Set exercise | Please list all lines of the material below in which the string "from" occurs.
_ _ _ _ _
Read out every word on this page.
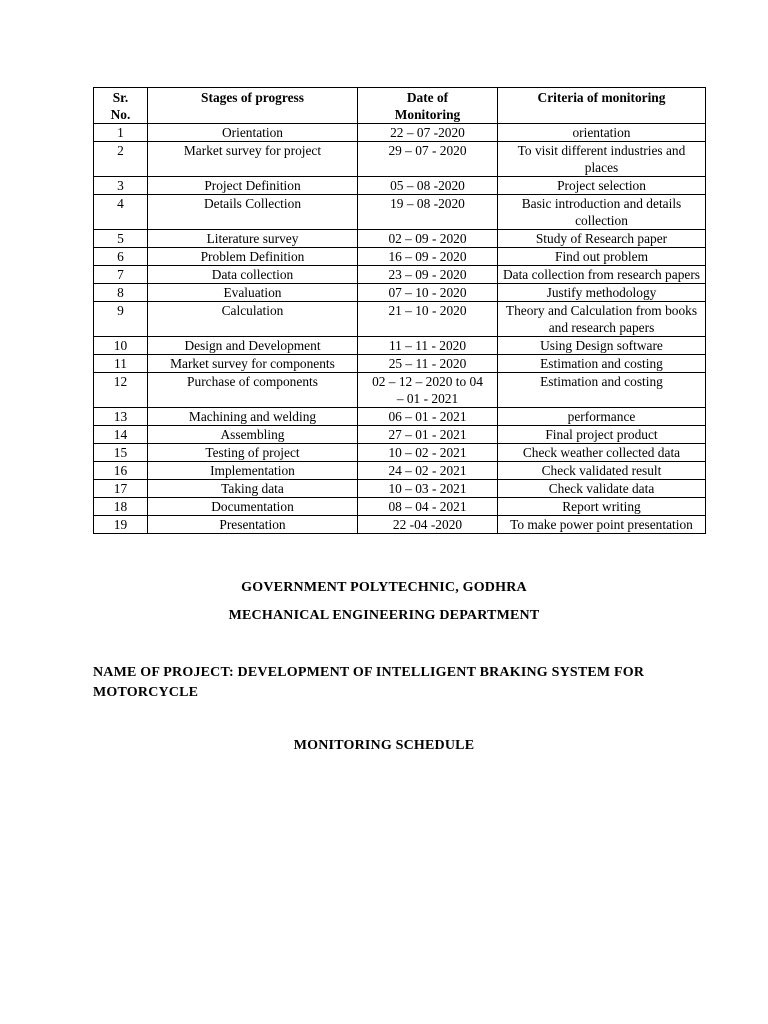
Sr. No.	Stages of progress	Date of Monitoring	Criteria of monitoring
1	Orientation	22 – 07 -2020	orientation
2	Market survey for project	29 – 07 - 2020	To visit different industries and places
3	Project Definition	05 – 08 -2020	Project selection
4	Details Collection	19 – 08 -2020	Basic introduction and details collection
5	Literature survey	02 – 09 - 2020	Study of Research paper
6	Problem Definition	16 – 09 - 2020	Find out problem
7	Data collection	23 – 09 - 2020	Data collection from research papers
8	Evaluation	07 – 10 - 2020	Justify methodology
9	Calculation	21 – 10 - 2020	Theory and Calculation from books and research papers
10	Design and Development	11 – 11 - 2020	Using Design software
11	Market survey for components	25 – 11 - 2020	Estimation and costing
12	Purchase of components	02 – 12 – 2020 to 04 – 01 - 2021	Estimation and costing
13	Machining and welding	06 – 01 - 2021	performance
14	Assembling	27 – 01 - 2021	Final project product
15	Testing of project	10 – 02 - 2021	Check weather collected data
16	Implementation	24 – 02 - 2021	Check validated result
17	Taking data	10 – 03 - 2021	Check validate data
18	Documentation	08 – 04 - 2021	Report writing
19	Presentation	22 -04 -2020	To make power point presentation
GOVERNMENT POLYTECHNIC, GODHRA
MECHANICAL ENGINEERING DEPARTMENT
NAME OF PROJECT: DEVELOPMENT OF INTELLIGENT BRAKING SYSTEM FOR MOTORCYCLE
MONITORING SCHEDULE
_ _ _ _ _
Result of the task |
7	Data collection	23 – 09 - 2020	Data collection from research papers
9	Calculation	21 – 10 - 2020	Theory and Calculation from books and research papers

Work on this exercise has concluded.